Across the entries below, how many lines contain the string "this"? Give only the count.

■ Material to process:
— start —

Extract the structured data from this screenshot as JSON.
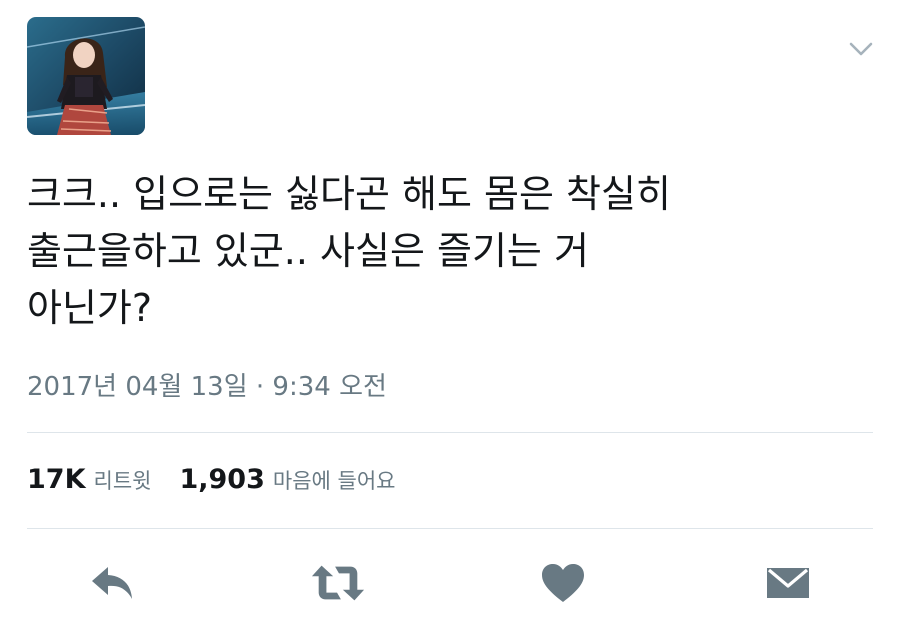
{
  "tweet": {
    "avatar_description": "profile photo",
    "text_lines": [
      "크크.. 입으로는 싫다곤 해도 몸은 착실히",
      "출근을하고 있군.. 사실은 즐기는 거",
      "아닌가?"
    ],
    "timestamp": "2017년 04월 13일 · 9:34 오전"
  },
  "stats": {
    "retweet_count": "17K",
    "retweet_label": "리트윗",
    "like_count": "1,903",
    "like_label": "마음에 들어요"
  },
  "actions": {
    "icons": [
      "reply-icon",
      "retweet-icon",
      "like-icon",
      "message-icon"
    ]
  },
  "colors": {
    "text": "#14171a",
    "secondary": "#687983",
    "icon": "#687983",
    "divider": "#dee5ea"
  }
}
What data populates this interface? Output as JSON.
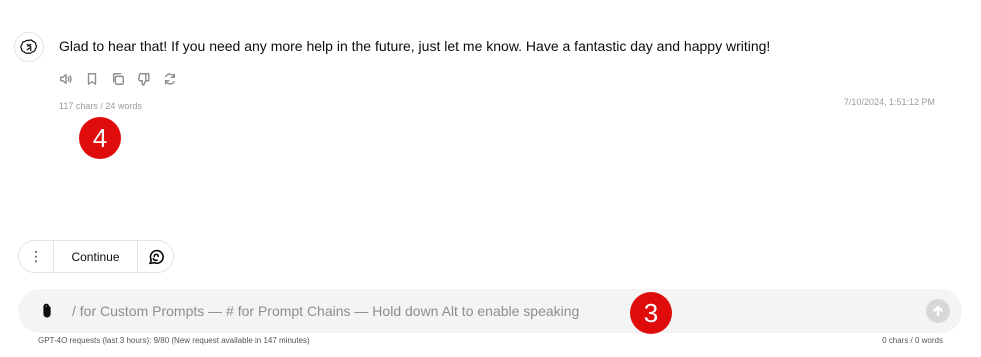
{
  "message": {
    "text": "Glad to hear that! If you need any more help in the future, just let me know. Have a fantastic day and happy writing!",
    "stats": "117 chars / 24 words",
    "timestamp": "7/10/2024, 1:51:12 PM",
    "actions": [
      "speaker-icon",
      "bookmark-icon",
      "copy-icon",
      "thumbs-down-icon",
      "regenerate-icon"
    ]
  },
  "annotations": {
    "badge_message": "4",
    "badge_composer": "3"
  },
  "toolbar": {
    "more_label": "⋮",
    "continue_label": "Continue",
    "voice_icon": "voice-chat-icon"
  },
  "composer": {
    "placeholder": "/ for Custom Prompts — # for Prompt Chains — Hold down Alt to enable speaking",
    "value": "",
    "stats": "0 chars / 0 words",
    "quota": "GPT-4O requests (last 3 hours): 9/80 (New request available in 147 minutes)"
  },
  "colors": {
    "badge": "#e00b0b",
    "composer_bg": "#f4f4f4",
    "muted_text": "#9b9b9b"
  }
}
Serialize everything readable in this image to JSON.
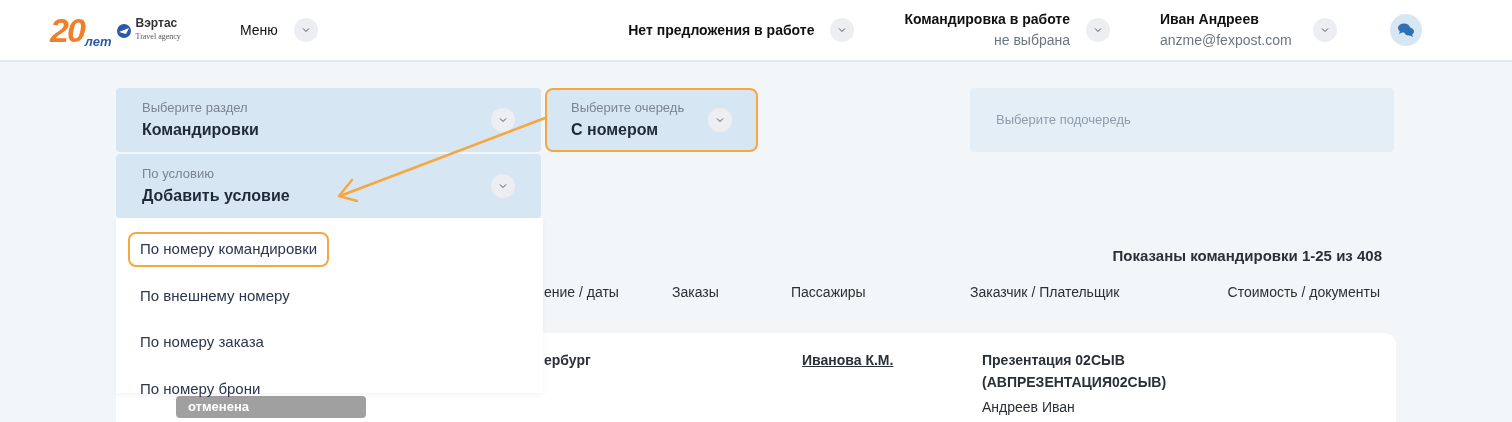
{
  "header": {
    "logo": {
      "years": "20",
      "years_word": "лет",
      "brand": "Вэртас",
      "tagline": "Travel agency"
    },
    "menu": {
      "label": "Меню"
    },
    "offer": {
      "label": "Нет предложения в работе"
    },
    "trip": {
      "label": "Командировка в работе",
      "value": "не выбрана"
    },
    "user": {
      "name": "Иван Андреев",
      "email": "anzme@fexpost.com"
    }
  },
  "filters": [
    {
      "label": "Выберите раздел",
      "value": "Командировки",
      "disabled": false,
      "highlighted": false
    },
    {
      "label": "Выберите очередь",
      "value": "С номером",
      "disabled": false,
      "highlighted": true
    },
    {
      "label": "Выберите подочередь",
      "disabled": true,
      "highlighted": false
    },
    {
      "label": "По условию",
      "value": "Добавить условие",
      "disabled": false,
      "highlighted": false,
      "expanded": true
    }
  ],
  "condition_menu": [
    {
      "label": "По номеру командировки",
      "highlighted": true
    },
    {
      "label": "По внешнему номеру",
      "highlighted": false
    },
    {
      "label": "По номеру заказа",
      "highlighted": false
    },
    {
      "label": "По номеру брони",
      "highlighted": false
    }
  ],
  "summary": "Показаны командировки 1-25 из 408",
  "table": {
    "columns": [
      "ение / даты",
      "Заказы",
      "Пассажиры",
      "Заказчик / Плательщик",
      "Стоимость / документы"
    ],
    "rows": [
      {
        "status": "отменена",
        "route": "ербург",
        "passenger": "Иванова К.М.",
        "customer": "Презентация 02СЫВ (АВПРЕЗЕНТАЦИЯ02СЫВ)",
        "payer": "Андреев Иван"
      }
    ]
  }
}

— end —

■ Task answer:
3